From the line containing "What does this" through the last line of the entries below, repeat each line word for word and leave out the rest.

Data extract:
——

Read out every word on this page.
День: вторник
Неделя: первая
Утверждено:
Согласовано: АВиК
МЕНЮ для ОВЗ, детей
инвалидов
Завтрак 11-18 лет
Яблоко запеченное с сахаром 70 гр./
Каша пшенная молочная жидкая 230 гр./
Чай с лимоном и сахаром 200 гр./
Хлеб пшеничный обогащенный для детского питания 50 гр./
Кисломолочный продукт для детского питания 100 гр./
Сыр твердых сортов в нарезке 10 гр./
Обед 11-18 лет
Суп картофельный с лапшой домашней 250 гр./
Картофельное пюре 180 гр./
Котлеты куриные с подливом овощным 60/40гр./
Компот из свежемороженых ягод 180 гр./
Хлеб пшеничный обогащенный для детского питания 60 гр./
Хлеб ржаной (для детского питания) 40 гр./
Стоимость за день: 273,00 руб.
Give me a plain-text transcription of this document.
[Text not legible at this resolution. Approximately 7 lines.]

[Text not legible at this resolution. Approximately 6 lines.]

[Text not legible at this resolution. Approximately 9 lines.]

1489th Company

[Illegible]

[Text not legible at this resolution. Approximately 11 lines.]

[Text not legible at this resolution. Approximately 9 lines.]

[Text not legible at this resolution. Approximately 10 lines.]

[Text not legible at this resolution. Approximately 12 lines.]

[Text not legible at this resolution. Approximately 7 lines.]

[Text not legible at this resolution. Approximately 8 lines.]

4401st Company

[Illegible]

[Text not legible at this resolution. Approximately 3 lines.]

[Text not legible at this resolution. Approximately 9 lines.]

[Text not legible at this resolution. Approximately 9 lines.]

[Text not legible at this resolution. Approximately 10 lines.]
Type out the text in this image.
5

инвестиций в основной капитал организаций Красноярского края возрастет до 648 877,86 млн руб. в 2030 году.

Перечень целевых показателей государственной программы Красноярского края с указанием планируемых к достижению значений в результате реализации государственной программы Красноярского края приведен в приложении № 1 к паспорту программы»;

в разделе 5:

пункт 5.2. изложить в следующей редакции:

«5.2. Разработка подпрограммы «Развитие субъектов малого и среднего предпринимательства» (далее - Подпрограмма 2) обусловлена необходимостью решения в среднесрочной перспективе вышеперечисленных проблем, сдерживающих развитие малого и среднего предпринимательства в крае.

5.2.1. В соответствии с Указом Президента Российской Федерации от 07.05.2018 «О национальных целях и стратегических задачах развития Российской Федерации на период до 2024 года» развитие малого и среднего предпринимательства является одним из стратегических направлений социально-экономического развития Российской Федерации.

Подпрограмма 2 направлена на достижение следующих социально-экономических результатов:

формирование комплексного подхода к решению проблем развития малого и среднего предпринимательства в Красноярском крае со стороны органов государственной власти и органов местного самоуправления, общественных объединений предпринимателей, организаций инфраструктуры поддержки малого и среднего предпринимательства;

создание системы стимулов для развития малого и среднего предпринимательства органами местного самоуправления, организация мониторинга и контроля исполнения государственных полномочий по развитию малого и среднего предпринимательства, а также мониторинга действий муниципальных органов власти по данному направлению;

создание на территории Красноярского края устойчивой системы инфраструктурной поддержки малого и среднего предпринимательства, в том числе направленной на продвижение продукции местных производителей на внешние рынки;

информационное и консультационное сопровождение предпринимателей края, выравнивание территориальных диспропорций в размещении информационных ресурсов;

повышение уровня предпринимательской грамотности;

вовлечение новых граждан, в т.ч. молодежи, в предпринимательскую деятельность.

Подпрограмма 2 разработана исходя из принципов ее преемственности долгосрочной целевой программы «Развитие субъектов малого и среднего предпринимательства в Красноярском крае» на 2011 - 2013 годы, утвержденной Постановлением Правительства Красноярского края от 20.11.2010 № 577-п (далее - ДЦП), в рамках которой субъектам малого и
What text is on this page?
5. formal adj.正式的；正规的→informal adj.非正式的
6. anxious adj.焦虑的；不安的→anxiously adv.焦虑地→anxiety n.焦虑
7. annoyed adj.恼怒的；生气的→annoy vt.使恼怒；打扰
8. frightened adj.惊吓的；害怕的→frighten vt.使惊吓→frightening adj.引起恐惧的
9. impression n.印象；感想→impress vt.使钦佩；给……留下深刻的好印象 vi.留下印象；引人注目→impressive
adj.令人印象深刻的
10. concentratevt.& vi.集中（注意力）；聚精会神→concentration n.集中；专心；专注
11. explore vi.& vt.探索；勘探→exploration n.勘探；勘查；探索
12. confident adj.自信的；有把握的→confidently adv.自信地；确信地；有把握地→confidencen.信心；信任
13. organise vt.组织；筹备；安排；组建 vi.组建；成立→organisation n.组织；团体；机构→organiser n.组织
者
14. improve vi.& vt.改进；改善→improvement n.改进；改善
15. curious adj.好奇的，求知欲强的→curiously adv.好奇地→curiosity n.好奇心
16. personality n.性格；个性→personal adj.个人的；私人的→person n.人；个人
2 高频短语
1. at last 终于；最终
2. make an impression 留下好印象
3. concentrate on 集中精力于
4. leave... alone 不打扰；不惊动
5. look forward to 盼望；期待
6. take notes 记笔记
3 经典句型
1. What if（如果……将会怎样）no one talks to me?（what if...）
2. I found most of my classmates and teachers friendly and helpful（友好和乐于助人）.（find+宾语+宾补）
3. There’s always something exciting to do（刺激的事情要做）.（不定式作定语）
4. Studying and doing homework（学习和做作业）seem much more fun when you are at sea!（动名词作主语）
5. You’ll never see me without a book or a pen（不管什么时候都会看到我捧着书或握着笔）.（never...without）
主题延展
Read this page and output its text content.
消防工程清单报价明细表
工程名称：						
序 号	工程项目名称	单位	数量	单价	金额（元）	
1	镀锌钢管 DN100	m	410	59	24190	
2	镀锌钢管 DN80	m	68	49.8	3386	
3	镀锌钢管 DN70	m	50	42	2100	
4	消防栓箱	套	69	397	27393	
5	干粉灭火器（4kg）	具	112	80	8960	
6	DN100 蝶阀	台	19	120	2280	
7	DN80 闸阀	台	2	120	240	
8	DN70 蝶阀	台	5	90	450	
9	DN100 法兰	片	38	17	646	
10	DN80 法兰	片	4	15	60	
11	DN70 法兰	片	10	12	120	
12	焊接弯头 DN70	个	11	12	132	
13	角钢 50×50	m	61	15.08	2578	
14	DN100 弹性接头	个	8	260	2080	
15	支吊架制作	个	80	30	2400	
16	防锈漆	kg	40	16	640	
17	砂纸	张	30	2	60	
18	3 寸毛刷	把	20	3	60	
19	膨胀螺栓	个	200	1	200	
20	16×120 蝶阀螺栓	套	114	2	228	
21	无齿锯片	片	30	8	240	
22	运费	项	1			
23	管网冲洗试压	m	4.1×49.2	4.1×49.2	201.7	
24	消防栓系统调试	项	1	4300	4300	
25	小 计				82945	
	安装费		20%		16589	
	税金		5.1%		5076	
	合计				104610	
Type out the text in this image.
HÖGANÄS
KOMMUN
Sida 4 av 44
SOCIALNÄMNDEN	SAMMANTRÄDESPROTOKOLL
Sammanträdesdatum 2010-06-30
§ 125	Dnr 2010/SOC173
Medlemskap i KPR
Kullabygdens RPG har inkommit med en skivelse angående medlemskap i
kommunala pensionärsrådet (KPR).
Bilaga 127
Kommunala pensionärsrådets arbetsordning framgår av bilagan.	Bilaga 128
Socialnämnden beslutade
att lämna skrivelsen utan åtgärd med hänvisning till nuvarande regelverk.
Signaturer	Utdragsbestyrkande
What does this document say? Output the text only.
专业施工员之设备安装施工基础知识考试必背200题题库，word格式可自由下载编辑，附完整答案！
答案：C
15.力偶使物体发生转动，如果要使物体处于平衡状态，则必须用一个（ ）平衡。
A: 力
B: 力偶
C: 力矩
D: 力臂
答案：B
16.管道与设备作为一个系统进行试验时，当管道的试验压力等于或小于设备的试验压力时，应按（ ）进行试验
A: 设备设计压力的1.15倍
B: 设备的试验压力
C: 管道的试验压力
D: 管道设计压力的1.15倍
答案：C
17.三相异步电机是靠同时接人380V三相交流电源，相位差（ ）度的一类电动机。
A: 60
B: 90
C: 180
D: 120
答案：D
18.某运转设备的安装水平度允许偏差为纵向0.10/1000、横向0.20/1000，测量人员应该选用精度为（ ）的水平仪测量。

——

Response for this exercise:
What does this document say? Output the text only.
专业施工员之设备安装施工基础知识考试必背200题题库，word格式可自由下载编辑，附完整答案！
答案：C
15.力偶使物体发生转动，如果要使物体处于平衡状态，则必须用一个（ ）平衡。
A: 力
B: 力偶
C: 力矩
D: 力臂
答案：B
16.管道与设备作为一个系统进行试验时，当管道的试验压力等于或小于设备的试验压力时，应按（ ）进行试验
A: 设备设计压力的1.15倍
B: 设备的试验压力
C: 管道的试验压力
D: 管道设计压力的1.15倍
答案：C
17.三相异步电机是靠同时接人380V三相交流电源，相位差（ ）度的一类电动机。
A: 60
B: 90
C: 180
D: 120
答案：D
18.某运转设备的安装水平度允许偏差为纵向0.10/1000、横向0.20/1000，测量人员应该选用精度为（ ）的水平仪测量。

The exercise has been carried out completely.